- **SOURCE MATERIAL**
============================================================

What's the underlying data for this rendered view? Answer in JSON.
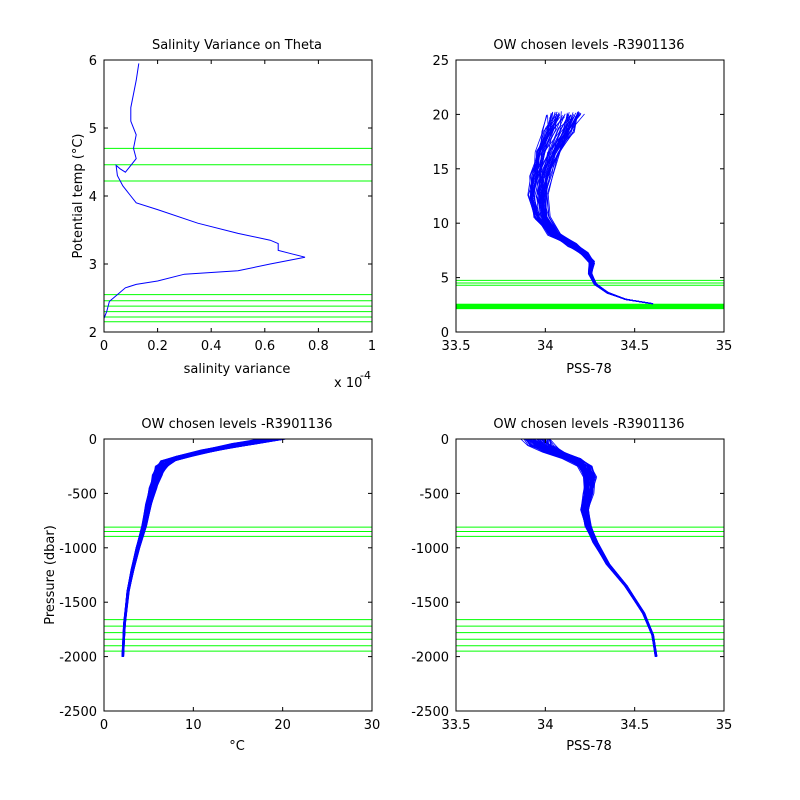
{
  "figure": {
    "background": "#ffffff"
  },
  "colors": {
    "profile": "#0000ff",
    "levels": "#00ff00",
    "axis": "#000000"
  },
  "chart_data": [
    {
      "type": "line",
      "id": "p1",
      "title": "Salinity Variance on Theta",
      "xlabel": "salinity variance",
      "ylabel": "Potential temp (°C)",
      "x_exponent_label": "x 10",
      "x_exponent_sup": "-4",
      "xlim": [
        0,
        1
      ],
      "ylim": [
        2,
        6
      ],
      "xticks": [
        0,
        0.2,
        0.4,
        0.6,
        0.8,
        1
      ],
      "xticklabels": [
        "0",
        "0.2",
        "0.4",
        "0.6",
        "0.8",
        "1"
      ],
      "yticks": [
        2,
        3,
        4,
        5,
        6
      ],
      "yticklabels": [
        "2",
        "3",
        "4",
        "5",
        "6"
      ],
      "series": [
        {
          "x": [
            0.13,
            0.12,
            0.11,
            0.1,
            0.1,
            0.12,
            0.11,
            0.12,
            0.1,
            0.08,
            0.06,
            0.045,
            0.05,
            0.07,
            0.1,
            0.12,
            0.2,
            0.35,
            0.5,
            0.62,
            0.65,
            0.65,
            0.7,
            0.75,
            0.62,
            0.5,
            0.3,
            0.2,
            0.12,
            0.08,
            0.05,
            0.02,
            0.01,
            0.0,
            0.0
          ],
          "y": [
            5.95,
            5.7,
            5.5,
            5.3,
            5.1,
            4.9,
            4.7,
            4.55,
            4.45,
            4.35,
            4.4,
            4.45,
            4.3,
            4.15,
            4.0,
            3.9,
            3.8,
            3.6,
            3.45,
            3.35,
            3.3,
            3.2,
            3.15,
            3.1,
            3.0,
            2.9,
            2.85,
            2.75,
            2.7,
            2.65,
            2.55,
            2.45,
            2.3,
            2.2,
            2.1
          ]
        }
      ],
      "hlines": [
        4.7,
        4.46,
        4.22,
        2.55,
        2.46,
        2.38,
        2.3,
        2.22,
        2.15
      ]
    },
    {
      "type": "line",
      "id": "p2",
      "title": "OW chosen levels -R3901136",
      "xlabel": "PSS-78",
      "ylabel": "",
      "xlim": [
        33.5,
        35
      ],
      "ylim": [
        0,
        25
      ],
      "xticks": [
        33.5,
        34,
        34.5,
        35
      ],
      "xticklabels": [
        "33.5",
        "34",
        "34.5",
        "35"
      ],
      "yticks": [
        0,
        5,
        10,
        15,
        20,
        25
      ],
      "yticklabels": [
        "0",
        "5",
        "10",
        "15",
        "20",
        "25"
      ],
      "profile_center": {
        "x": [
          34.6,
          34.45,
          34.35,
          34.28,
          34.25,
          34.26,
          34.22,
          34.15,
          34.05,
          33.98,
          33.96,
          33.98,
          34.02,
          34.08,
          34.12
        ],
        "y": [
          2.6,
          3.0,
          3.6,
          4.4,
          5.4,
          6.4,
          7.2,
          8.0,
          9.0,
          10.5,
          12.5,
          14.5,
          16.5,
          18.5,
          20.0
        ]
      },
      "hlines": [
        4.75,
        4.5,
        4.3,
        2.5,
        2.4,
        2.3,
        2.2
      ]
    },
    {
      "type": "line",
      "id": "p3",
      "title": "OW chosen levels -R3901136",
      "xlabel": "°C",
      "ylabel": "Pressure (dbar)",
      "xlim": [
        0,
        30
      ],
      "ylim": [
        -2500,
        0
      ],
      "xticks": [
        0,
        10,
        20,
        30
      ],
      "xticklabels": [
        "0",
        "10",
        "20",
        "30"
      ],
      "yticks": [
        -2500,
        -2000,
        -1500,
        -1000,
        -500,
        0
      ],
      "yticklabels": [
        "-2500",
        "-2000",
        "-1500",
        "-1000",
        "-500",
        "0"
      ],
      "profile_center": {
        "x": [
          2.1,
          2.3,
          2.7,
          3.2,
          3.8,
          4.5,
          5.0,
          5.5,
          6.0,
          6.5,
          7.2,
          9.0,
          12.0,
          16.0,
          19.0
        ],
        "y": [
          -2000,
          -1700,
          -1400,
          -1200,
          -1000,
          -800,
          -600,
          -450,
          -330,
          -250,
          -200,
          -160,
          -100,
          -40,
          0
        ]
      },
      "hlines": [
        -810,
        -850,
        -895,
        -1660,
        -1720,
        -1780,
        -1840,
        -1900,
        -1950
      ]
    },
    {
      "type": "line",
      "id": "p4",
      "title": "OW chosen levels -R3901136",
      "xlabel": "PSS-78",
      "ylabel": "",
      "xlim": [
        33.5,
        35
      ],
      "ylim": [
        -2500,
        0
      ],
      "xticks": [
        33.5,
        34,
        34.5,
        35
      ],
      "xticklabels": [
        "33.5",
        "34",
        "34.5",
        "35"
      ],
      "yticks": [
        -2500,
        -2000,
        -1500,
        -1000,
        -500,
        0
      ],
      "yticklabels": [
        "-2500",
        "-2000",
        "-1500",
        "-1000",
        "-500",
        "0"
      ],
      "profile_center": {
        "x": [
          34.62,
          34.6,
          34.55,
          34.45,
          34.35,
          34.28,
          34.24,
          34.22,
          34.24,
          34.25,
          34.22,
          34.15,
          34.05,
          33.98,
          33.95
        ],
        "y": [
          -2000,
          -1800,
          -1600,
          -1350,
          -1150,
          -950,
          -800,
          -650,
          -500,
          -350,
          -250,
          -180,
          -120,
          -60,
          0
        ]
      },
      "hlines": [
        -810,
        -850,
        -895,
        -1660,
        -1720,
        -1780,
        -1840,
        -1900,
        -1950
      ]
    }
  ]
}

============================================================

- **REQUIREMENTS**
An exact transcription of all the entries is required, without the pictures.

- **EXERCISE RESULT**
What's the underlying data for this rendered view? Answer in JSON.
{
  "figure": {
    "background": "#ffffff"
  },
  "colors": {
    "profile": "#0000ff",
    "levels": "#00ff00",
    "axis": "#000000"
  },
  "chart_data": [
    {
      "type": "line",
      "id": "p1",
      "title": "Salinity Variance on Theta",
      "xlabel": "salinity variance",
      "ylabel": "Potential temp (°C)",
      "x_exponent_label": "x 10",
      "x_exponent_sup": "-4",
      "xlim": [
        0,
        1
      ],
      "ylim": [
        2,
        6
      ],
      "xticks": [
        0,
        0.2,
        0.4,
        0.6,
        0.8,
        1
      ],
      "xticklabels": [
        "0",
        "0.2",
        "0.4",
        "0.6",
        "0.8",
        "1"
      ],
      "yticks": [
        2,
        3,
        4,
        5,
        6
      ],
      "yticklabels": [
        "2",
        "3",
        "4",
        "5",
        "6"
      ],
      "series": [
        {
          "x": [
            0.13,
            0.12,
            0.11,
            0.1,
            0.1,
            0.12,
            0.11,
            0.12,
            0.1,
            0.08,
            0.06,
            0.045,
            0.05,
            0.07,
            0.1,
            0.12,
            0.2,
            0.35,
            0.5,
            0.62,
            0.65,
            0.65,
            0.7,
            0.75,
            0.62,
            0.5,
            0.3,
            0.2,
            0.12,
            0.08,
            0.05,
            0.02,
            0.01,
            0.0,
            0.0
          ],
          "y": [
            5.95,
            5.7,
            5.5,
            5.3,
            5.1,
            4.9,
            4.7,
            4.55,
            4.45,
            4.35,
            4.4,
            4.45,
            4.3,
            4.15,
            4.0,
            3.9,
            3.8,
            3.6,
            3.45,
            3.35,
            3.3,
            3.2,
            3.15,
            3.1,
            3.0,
            2.9,
            2.85,
            2.75,
            2.7,
            2.65,
            2.55,
            2.45,
            2.3,
            2.2,
            2.1
          ]
        }
      ],
      "hlines": [
        4.7,
        4.46,
        4.22,
        2.55,
        2.46,
        2.38,
        2.3,
        2.22,
        2.15
      ]
    },
    {
      "type": "line",
      "id": "p2",
      "title": "OW chosen levels -R3901136",
      "xlabel": "PSS-78",
      "ylabel": "",
      "xlim": [
        33.5,
        35
      ],
      "ylim": [
        0,
        25
      ],
      "xticks": [
        33.5,
        34,
        34.5,
        35
      ],
      "xticklabels": [
        "33.5",
        "34",
        "34.5",
        "35"
      ],
      "yticks": [
        0,
        5,
        10,
        15,
        20,
        25
      ],
      "yticklabels": [
        "0",
        "5",
        "10",
        "15",
        "20",
        "25"
      ],
      "profile_center": {
        "x": [
          34.6,
          34.45,
          34.35,
          34.28,
          34.25,
          34.26,
          34.22,
          34.15,
          34.05,
          33.98,
          33.96,
          33.98,
          34.02,
          34.08,
          34.12
        ],
        "y": [
          2.6,
          3.0,
          3.6,
          4.4,
          5.4,
          6.4,
          7.2,
          8.0,
          9.0,
          10.5,
          12.5,
          14.5,
          16.5,
          18.5,
          20.0
        ]
      },
      "hlines": [
        4.75,
        4.5,
        4.3,
        2.5,
        2.4,
        2.3,
        2.2
      ]
    },
    {
      "type": "line",
      "id": "p3",
      "title": "OW chosen levels -R3901136",
      "xlabel": "°C",
      "ylabel": "Pressure (dbar)",
      "xlim": [
        0,
        30
      ],
      "ylim": [
        -2500,
        0
      ],
      "xticks": [
        0,
        10,
        20,
        30
      ],
      "xticklabels": [
        "0",
        "10",
        "20",
        "30"
      ],
      "yticks": [
        -2500,
        -2000,
        -1500,
        -1000,
        -500,
        0
      ],
      "yticklabels": [
        "-2500",
        "-2000",
        "-1500",
        "-1000",
        "-500",
        "0"
      ],
      "profile_center": {
        "x": [
          2.1,
          2.3,
          2.7,
          3.2,
          3.8,
          4.5,
          5.0,
          5.5,
          6.0,
          6.5,
          7.2,
          9.0,
          12.0,
          16.0,
          19.0
        ],
        "y": [
          -2000,
          -1700,
          -1400,
          -1200,
          -1000,
          -800,
          -600,
          -450,
          -330,
          -250,
          -200,
          -160,
          -100,
          -40,
          0
        ]
      },
      "hlines": [
        -810,
        -850,
        -895,
        -1660,
        -1720,
        -1780,
        -1840,
        -1900,
        -1950
      ]
    },
    {
      "type": "line",
      "id": "p4",
      "title": "OW chosen levels -R3901136",
      "xlabel": "PSS-78",
      "ylabel": "",
      "xlim": [
        33.5,
        35
      ],
      "ylim": [
        -2500,
        0
      ],
      "xticks": [
        33.5,
        34,
        34.5,
        35
      ],
      "xticklabels": [
        "33.5",
        "34",
        "34.5",
        "35"
      ],
      "yticks": [
        -2500,
        -2000,
        -1500,
        -1000,
        -500,
        0
      ],
      "yticklabels": [
        "-2500",
        "-2000",
        "-1500",
        "-1000",
        "-500",
        "0"
      ],
      "profile_center": {
        "x": [
          34.62,
          34.6,
          34.55,
          34.45,
          34.35,
          34.28,
          34.24,
          34.22,
          34.24,
          34.25,
          34.22,
          34.15,
          34.05,
          33.98,
          33.95
        ],
        "y": [
          -2000,
          -1800,
          -1600,
          -1350,
          -1150,
          -950,
          -800,
          -650,
          -500,
          -350,
          -250,
          -180,
          -120,
          -60,
          0
        ]
      },
      "hlines": [
        -810,
        -850,
        -895,
        -1660,
        -1720,
        -1780,
        -1840,
        -1900,
        -1950
      ]
    }
  ]
}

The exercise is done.